TEXTO FORNECIDO:
Os responsáveis pelo achado dizem que a criatura é um novo e surpreendente tipo de nudibrânquio, ou lesma-do-mar. Nudibrânquios (do latim “brânquias nuas”) recebem esse nome pelo fato de serem nus, ao contrário de seus primos caracóis em terra.
O que diferencia o organismo de seus parentes marinhos —e o que torna a descoberta tão surpreendente— é que ele nada. Até agora, a maioria dos nudibrânquios conhecidos era descrita como se movendo lentamente sobre recifes de coral, sobre leitos de ervas marinhas, em florestas de algas, no fundo do mar profundo e em poças de maré rochosas.
Já a criatura recém-identificada pode flutuar sem esforço, sem afundar ou subir. Imagens de vídeo mostram como, a partir desse estado de peso zero, ela se move graciosamente por seu habitat, ondulando lentamente todo o corpo para cima e para baixo.
Os cientistas descobriram que ela também pode expelir água de sua capa, produzindo jatos que a fazem se mover rapidamente para trás para escapar de predadores.

MATERIAL EXTRAÍDO:
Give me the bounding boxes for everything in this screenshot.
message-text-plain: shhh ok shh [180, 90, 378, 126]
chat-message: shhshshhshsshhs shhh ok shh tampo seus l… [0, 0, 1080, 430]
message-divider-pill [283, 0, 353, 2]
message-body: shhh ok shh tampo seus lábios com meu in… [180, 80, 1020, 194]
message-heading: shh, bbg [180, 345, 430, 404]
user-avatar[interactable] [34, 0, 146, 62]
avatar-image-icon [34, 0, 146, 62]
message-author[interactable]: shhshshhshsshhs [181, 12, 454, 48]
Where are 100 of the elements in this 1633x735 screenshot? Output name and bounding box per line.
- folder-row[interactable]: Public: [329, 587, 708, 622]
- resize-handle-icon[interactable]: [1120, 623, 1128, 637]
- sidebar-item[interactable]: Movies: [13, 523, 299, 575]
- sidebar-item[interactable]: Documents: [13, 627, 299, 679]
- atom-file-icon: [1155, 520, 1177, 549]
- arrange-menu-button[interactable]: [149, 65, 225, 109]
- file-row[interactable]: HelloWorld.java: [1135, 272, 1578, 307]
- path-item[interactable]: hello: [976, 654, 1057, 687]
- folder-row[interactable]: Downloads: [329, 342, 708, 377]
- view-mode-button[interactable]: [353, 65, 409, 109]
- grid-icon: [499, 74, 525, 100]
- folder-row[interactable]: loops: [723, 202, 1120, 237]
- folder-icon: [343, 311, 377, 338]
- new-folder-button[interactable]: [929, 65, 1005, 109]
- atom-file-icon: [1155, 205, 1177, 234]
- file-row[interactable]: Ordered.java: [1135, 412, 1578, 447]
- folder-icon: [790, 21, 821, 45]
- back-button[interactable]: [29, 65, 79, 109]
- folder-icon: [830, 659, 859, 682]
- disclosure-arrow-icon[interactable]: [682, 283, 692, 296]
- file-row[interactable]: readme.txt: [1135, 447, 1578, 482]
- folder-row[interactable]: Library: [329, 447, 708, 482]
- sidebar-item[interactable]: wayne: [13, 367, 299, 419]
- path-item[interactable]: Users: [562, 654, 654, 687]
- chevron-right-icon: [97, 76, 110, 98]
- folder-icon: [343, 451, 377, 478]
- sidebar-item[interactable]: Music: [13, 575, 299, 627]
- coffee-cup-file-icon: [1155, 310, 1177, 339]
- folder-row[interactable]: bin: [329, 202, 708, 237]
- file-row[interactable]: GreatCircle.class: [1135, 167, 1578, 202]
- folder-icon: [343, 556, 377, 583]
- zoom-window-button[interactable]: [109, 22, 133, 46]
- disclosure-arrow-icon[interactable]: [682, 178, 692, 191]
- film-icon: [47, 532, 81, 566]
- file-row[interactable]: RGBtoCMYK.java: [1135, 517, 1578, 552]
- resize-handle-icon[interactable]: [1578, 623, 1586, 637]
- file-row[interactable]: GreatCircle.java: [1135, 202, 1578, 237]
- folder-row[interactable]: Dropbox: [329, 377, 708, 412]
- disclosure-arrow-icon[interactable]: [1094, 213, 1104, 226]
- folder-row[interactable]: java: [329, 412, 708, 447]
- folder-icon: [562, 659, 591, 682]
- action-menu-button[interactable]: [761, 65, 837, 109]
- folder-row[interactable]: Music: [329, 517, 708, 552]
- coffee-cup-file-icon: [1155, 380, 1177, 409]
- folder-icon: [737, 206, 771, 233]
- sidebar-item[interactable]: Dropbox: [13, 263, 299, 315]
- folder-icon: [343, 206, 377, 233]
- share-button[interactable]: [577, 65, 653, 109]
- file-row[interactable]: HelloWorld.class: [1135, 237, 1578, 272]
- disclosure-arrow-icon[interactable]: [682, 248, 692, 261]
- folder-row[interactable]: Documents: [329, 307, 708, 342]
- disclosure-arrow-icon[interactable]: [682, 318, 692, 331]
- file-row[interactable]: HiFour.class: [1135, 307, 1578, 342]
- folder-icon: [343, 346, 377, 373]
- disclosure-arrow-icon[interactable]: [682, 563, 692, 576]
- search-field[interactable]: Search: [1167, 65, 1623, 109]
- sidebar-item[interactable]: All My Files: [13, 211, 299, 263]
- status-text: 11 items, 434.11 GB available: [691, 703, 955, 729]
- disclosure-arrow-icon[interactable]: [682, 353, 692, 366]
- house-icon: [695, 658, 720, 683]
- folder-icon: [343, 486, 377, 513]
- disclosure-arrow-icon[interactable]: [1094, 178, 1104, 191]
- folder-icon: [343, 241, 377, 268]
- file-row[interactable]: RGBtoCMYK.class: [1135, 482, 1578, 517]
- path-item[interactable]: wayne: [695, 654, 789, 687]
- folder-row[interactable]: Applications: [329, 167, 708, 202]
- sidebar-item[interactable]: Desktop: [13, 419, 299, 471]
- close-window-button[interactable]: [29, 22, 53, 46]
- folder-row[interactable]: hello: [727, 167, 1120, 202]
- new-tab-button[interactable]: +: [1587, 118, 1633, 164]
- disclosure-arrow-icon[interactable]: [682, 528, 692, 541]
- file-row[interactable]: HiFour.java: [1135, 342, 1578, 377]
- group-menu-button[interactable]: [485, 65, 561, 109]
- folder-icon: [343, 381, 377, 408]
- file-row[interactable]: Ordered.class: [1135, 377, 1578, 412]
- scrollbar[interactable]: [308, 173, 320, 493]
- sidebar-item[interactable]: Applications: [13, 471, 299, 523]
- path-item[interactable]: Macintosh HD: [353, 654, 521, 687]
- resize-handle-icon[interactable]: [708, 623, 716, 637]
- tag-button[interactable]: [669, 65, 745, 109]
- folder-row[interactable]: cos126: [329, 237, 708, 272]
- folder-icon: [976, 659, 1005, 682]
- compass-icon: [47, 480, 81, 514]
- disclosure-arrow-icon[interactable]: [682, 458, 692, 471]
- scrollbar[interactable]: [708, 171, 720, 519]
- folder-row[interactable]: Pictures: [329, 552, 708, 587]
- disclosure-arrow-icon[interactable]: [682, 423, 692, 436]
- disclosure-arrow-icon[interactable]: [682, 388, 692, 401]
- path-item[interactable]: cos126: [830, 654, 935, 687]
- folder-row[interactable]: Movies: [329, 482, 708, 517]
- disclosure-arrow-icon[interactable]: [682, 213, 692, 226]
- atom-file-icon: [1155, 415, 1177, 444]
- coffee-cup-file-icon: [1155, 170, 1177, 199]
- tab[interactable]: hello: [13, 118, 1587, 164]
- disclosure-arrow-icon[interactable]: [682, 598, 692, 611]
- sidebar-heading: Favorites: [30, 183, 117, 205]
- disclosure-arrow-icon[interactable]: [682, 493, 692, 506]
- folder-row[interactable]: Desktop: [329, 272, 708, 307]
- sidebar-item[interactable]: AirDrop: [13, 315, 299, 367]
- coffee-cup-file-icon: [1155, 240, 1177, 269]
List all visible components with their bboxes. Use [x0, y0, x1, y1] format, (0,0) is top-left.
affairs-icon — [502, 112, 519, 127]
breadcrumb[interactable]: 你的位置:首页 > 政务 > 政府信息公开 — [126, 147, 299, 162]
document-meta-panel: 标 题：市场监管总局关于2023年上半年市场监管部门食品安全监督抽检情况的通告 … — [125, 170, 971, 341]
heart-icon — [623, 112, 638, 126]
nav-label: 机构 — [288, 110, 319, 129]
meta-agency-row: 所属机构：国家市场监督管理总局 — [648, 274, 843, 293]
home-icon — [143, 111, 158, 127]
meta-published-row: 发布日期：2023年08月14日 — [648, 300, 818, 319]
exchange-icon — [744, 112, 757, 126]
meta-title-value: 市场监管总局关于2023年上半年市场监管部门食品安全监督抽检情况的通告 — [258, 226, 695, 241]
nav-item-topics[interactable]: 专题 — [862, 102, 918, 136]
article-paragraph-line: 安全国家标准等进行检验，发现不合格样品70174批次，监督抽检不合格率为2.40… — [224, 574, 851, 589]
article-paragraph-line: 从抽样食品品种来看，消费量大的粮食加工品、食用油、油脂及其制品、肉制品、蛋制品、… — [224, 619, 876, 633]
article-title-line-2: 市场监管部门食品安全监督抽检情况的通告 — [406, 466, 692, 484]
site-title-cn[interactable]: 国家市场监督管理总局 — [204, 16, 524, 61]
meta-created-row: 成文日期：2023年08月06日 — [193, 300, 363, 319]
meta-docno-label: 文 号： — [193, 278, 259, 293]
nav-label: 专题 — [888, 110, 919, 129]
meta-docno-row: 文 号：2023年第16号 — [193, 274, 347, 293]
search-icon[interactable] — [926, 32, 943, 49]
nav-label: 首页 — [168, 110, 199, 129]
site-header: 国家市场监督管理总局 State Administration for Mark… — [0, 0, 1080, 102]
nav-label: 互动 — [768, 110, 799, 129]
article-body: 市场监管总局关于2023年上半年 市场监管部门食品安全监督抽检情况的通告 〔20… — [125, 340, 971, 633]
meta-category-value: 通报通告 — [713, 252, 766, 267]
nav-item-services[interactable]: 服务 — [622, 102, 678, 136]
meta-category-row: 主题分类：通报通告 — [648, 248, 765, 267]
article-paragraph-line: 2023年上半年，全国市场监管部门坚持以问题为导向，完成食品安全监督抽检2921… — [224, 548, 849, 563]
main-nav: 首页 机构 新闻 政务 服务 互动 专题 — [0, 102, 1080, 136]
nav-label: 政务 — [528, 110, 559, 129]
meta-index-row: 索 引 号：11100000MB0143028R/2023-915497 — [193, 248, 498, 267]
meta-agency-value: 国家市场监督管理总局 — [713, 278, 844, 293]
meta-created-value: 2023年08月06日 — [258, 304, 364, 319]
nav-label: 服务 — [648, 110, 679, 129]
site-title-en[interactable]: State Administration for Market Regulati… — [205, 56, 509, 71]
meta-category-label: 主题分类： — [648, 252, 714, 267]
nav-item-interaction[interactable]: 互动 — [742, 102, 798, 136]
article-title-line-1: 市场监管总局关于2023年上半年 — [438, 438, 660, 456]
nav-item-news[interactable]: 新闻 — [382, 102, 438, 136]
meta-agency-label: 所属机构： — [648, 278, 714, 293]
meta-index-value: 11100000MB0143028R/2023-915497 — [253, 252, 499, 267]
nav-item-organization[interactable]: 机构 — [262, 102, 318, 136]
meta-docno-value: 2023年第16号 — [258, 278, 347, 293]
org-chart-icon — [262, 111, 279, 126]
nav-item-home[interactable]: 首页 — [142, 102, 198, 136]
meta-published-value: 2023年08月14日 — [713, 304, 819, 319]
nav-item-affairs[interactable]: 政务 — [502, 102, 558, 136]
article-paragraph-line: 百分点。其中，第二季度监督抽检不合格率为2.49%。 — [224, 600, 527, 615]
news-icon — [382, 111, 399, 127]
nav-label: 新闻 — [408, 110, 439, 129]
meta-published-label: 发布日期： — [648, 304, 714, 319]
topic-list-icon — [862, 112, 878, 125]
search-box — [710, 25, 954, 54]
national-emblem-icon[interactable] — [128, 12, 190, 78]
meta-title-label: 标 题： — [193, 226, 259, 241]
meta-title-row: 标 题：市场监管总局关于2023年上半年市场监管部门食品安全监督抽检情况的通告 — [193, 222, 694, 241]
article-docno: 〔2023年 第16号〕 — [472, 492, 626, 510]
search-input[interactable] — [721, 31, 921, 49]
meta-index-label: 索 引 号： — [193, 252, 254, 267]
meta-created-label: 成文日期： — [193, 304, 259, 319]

REQUISITOS DO EXERCÍCIO: Escreva a continuação do texto sobre a lesma-do-mar que nada, começando logo após a última frase.

RESPOSTA ABAIXO:
O capuz altamente elástico do organismo é uma cavidade oral que pode se expandir e contrair para capturar camarões e outros crustáceos, assim como uma planta carnívora faz com insetos. A boca do animal fica na parte de trás do capuz.
As projeções em forma de dedo acabam sendo parte de sua cauda em forma de remo. Os pesquisadores também observam que o nudibrânquio, como muitas criaturas do reino da meia-noite, pode se iluminar em exibições de bioluminescência. O brilho irradia de pontos que dão ao animal um aspecto estrelado.
Estudos das profundezas sem luz do oceano mostraram que o comportamento reprodutivo de criaturas abissais pode, pelos padrões humanos, ser estranho. Isso também se aplica ao nudibrânquio: os cientistas identificaram que o novo animal é um hermafrodita, possuindo órgãos sexuais masculinos e femininos. Nas imensidões infinitas do mar profundo, segundo os pesquisadores, o estilo de vida bissexual pode “maximizar as chances de sucesso reprodutivo”.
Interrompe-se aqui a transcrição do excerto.